Written task
Reproduce each line that includes the word "Multiple".

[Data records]
------

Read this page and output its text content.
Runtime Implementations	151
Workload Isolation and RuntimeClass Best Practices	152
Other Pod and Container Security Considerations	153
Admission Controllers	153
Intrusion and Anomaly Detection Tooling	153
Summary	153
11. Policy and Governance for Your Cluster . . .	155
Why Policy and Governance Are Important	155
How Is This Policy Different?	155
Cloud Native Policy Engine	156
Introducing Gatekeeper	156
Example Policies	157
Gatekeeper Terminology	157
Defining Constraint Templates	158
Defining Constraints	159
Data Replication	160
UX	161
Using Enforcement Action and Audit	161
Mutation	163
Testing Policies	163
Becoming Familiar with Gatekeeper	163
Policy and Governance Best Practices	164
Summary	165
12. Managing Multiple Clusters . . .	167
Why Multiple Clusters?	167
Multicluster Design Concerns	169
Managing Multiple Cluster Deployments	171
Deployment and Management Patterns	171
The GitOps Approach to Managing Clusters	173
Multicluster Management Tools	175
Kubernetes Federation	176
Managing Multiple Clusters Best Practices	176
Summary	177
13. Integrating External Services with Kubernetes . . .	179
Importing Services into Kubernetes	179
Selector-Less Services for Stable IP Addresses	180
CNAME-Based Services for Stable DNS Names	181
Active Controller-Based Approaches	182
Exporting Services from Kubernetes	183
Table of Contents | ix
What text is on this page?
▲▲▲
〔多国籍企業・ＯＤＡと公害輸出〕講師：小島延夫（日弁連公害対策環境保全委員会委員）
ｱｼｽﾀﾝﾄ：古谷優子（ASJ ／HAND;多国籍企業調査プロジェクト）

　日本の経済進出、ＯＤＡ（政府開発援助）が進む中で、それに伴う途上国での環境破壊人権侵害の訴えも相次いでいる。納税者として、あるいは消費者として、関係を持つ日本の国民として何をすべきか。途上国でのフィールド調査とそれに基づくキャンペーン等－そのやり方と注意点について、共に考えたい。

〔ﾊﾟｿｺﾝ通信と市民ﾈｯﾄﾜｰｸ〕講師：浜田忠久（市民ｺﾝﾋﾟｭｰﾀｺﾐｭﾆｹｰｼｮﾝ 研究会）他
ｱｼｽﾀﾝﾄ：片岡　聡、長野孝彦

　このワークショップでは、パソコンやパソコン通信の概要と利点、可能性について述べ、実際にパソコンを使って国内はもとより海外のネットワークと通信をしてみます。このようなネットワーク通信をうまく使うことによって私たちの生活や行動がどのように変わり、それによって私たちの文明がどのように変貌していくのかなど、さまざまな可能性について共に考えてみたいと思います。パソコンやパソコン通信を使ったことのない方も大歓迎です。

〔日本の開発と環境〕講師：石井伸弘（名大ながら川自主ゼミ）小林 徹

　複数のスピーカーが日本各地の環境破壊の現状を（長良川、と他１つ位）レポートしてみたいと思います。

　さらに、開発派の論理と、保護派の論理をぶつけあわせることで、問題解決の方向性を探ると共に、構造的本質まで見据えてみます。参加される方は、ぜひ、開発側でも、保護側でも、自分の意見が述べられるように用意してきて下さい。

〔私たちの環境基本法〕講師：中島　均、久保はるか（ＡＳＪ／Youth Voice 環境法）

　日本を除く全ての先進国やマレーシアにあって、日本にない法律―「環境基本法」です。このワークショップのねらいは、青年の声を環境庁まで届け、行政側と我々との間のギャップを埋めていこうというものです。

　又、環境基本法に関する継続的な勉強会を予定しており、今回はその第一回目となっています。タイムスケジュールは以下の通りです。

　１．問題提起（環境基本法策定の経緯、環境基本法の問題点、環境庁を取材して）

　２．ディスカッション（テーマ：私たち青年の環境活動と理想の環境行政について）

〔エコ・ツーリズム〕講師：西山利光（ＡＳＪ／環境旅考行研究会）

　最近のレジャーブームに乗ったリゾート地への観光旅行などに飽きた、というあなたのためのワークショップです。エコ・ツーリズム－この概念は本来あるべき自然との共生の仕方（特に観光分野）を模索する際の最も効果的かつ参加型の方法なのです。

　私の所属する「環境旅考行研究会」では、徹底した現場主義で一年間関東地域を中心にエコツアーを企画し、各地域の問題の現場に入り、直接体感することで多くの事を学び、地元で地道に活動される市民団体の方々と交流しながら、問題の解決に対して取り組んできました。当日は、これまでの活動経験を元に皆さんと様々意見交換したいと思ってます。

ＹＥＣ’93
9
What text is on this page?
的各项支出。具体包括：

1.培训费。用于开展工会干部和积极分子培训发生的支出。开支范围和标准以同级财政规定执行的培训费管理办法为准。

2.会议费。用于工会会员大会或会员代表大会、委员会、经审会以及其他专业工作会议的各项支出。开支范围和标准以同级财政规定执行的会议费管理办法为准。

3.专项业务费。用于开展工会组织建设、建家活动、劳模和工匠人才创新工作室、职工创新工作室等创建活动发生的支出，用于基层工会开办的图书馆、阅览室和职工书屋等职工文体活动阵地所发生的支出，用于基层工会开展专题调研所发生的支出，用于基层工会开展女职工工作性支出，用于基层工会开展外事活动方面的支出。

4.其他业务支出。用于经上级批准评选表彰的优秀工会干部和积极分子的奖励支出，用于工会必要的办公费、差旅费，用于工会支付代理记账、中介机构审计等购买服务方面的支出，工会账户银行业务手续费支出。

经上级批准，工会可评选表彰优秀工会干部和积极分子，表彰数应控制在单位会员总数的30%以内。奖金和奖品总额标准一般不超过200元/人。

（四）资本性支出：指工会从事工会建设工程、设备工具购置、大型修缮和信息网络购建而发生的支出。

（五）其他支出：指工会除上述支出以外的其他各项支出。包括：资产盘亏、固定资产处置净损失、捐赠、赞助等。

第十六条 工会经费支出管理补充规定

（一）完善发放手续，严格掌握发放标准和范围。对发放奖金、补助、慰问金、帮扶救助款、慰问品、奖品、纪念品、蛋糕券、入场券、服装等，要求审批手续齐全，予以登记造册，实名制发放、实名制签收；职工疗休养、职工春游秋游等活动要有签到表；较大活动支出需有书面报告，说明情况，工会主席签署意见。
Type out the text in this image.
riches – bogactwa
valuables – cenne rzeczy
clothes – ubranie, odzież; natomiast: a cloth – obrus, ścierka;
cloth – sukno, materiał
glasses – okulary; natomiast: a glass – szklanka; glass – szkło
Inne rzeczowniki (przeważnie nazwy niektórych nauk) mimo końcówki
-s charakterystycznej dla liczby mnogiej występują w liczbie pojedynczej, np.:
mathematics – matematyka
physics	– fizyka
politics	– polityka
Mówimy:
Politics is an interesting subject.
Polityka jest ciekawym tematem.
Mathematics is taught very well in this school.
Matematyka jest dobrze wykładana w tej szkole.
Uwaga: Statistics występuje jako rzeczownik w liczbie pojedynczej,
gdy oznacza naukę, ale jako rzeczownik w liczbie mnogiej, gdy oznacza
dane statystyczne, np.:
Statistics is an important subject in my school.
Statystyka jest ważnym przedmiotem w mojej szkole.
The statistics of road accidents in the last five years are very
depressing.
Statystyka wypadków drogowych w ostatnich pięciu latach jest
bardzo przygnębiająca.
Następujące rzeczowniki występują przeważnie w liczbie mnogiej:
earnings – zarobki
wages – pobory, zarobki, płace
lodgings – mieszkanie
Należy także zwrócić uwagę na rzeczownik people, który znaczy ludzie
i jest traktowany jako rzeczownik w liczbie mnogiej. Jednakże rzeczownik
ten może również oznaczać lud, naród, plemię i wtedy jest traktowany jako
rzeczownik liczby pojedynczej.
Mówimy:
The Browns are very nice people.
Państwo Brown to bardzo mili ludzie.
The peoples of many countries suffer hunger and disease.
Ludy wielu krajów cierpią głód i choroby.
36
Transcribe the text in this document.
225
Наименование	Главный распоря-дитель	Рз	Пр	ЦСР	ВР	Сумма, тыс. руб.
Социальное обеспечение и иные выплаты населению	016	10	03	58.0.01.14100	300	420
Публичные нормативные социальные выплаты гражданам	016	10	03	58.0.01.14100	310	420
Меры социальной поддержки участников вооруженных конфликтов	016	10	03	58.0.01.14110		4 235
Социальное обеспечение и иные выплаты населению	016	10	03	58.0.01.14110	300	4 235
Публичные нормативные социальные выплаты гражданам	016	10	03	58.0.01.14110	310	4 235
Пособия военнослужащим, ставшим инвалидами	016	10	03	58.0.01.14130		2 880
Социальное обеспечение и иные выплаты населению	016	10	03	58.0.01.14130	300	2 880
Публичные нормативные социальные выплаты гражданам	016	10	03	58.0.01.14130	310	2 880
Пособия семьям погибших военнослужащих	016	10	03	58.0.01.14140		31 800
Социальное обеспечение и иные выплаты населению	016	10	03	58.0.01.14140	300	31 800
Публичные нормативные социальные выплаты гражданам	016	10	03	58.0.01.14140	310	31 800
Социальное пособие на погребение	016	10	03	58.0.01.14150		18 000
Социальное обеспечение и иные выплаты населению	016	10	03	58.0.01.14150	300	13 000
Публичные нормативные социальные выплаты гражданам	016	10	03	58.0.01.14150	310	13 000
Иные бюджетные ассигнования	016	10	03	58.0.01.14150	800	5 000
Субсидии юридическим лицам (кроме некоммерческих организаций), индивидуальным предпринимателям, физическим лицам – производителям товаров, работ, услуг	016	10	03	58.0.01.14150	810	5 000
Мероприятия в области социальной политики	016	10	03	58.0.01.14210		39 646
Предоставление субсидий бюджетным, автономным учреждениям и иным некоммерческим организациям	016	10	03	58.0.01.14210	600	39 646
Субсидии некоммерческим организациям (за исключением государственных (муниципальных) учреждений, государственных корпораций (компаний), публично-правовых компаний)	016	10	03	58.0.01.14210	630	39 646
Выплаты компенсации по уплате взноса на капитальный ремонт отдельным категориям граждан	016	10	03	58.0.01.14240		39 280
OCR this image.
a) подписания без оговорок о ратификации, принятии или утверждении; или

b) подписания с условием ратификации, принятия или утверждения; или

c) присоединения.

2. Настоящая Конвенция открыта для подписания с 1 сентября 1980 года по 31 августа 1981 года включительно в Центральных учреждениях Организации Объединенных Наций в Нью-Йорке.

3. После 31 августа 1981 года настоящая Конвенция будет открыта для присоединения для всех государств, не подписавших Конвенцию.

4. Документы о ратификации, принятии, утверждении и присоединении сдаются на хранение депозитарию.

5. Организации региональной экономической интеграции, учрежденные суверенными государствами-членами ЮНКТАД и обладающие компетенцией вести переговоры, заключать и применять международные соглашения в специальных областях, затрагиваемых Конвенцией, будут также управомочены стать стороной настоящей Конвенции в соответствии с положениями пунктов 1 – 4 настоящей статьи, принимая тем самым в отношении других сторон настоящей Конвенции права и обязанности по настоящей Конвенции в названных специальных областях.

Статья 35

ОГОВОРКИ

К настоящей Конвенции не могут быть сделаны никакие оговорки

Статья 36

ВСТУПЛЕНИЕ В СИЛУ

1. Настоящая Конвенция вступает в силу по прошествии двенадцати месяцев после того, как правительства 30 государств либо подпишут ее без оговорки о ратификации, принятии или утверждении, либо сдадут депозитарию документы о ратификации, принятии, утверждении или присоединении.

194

------

Written response
12. Managing Multiple Clusters . . .	167
Why Multiple Clusters?	167
Managing Multiple Cluster Deployments	171
Managing Multiple Clusters Best Practices	176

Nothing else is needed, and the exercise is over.